# GOAL:
Copy out each line exactly; pictures stay out of the copy.
┌──
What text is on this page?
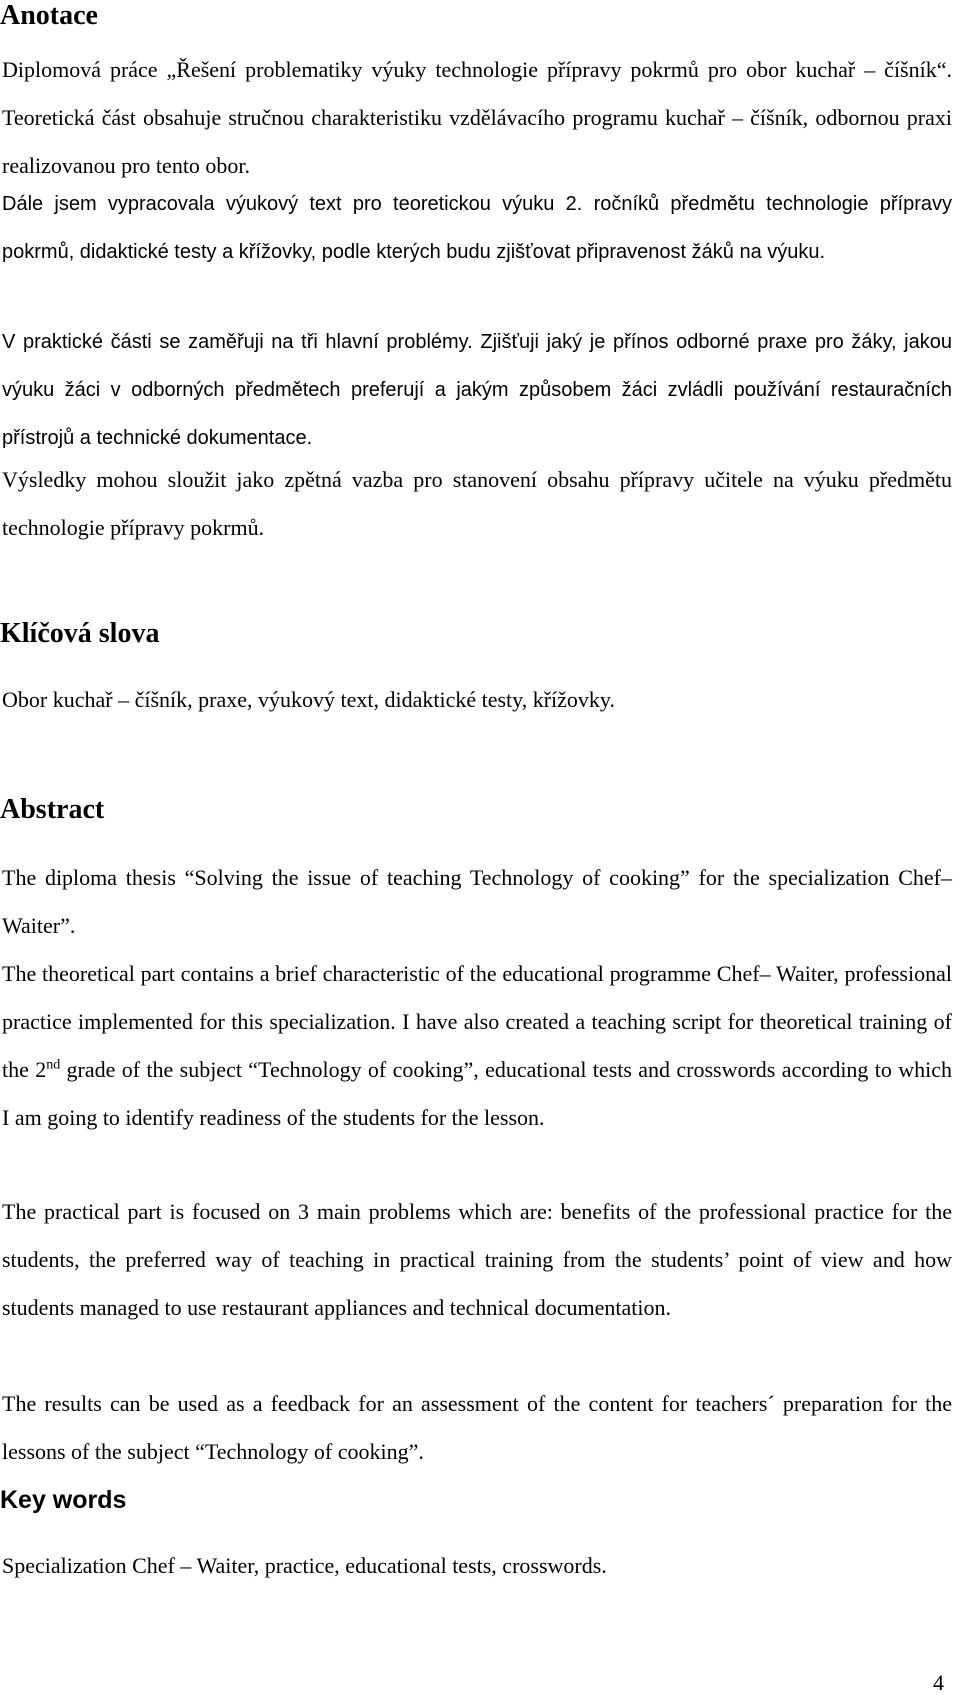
Anotace

Diplomová práce „Řešení problematiky výuky technologie přípravy pokrmů pro obor kuchař – číšník“. Teoretická část obsahuje stručnou charakteristiku vzdělávacího programu kuchař – číšník, odbornou praxi realizovanou pro tento obor.

Dále jsem vypracovala výukový text pro teoretickou výuku 2. ročníků předmětu technologie přípravy pokrmů, didaktické testy a křížovky, podle kterých budu zjišťovat připravenost žáků na výuku.

V praktické části se zaměřuji na tři hlavní problémy. Zjišťuji jaký je přínos odborné praxe pro žáky, jakou výuku žáci v odborných předmětech preferují a jakým způsobem žáci zvládli používání restauračních přístrojů a technické dokumentace.

Výsledky mohou sloužit jako zpětná vazba pro stanovení obsahu přípravy učitele na výuku předmětu technologie přípravy pokrmů.

Klíčová slova

Obor kuchař – číšník, praxe, výukový text, didaktické testy, křížovky.

Abstract

The diploma thesis “Solving the issue of teaching Technology of cooking” for the specialization Chef– Waiter”.

The theoretical part contains a brief characteristic of the educational programme Chef– Waiter, professional practice implemented for this specialization. I have also created a teaching script for theoretical training of the 2nd grade of the subject “Technology of cooking”, educational tests and crosswords according to which I am going to identify readiness of the students for the lesson.

The practical part is focused on 3 main problems which are: benefits of the professional practice for the students, the preferred way of teaching in practical training from the students’ point of view and how students managed to use restaurant appliances and technical documentation.

The results can be used as a feedback for an assessment of the content for teachers´ preparation for the lessons of the subject “Technology of cooking”.

Key words

Specialization Chef – Waiter, practice, educational tests, crosswords.

4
└──
# RESULT OF THIS EXERCISE:
What text is on this page?
Anotace

Diplomová práce „Řešení problematiky výuky technologie přípravy pokrmů pro obor kuchař – číšník“. Teoretická část obsahuje stručnou charakteristiku vzdělávacího programu kuchař – číšník, odbornou praxi realizovanou pro tento obor.

Dále jsem vypracovala výukový text pro teoretickou výuku 2. ročníků předmětu technologie přípravy pokrmů, didaktické testy a křížovky, podle kterých budu zjišťovat připravenost žáků na výuku.

V praktické části se zaměřuji na tři hlavní problémy. Zjišťuji jaký je přínos odborné praxe pro žáky, jakou výuku žáci v odborných předmětech preferují a jakým způsobem žáci zvládli používání restauračních přístrojů a technické dokumentace.

Výsledky mohou sloužit jako zpětná vazba pro stanovení obsahu přípravy učitele na výuku předmětu technologie přípravy pokrmů.

Klíčová slova

Obor kuchař – číšník, praxe, výukový text, didaktické testy, křížovky.

Abstract

The diploma thesis “Solving the issue of teaching Technology of cooking” for the specialization Chef– Waiter”.

The theoretical part contains a brief characteristic of the educational programme Chef– Waiter, professional practice implemented for this specialization. I have also created a teaching script for theoretical training of the 2nd grade of the subject “Technology of cooking”, educational tests and crosswords according to which I am going to identify readiness of the students for the lesson.

The practical part is focused on 3 main problems which are: benefits of the professional practice for the students, the preferred way of teaching in practical training from the students’ point of view and how students managed to use restaurant appliances and technical documentation.

The results can be used as a feedback for an assessment of the content for teachers´ preparation for the lessons of the subject “Technology of cooking”.

Key words

Specialization Chef – Waiter, practice, educational tests, crosswords.

4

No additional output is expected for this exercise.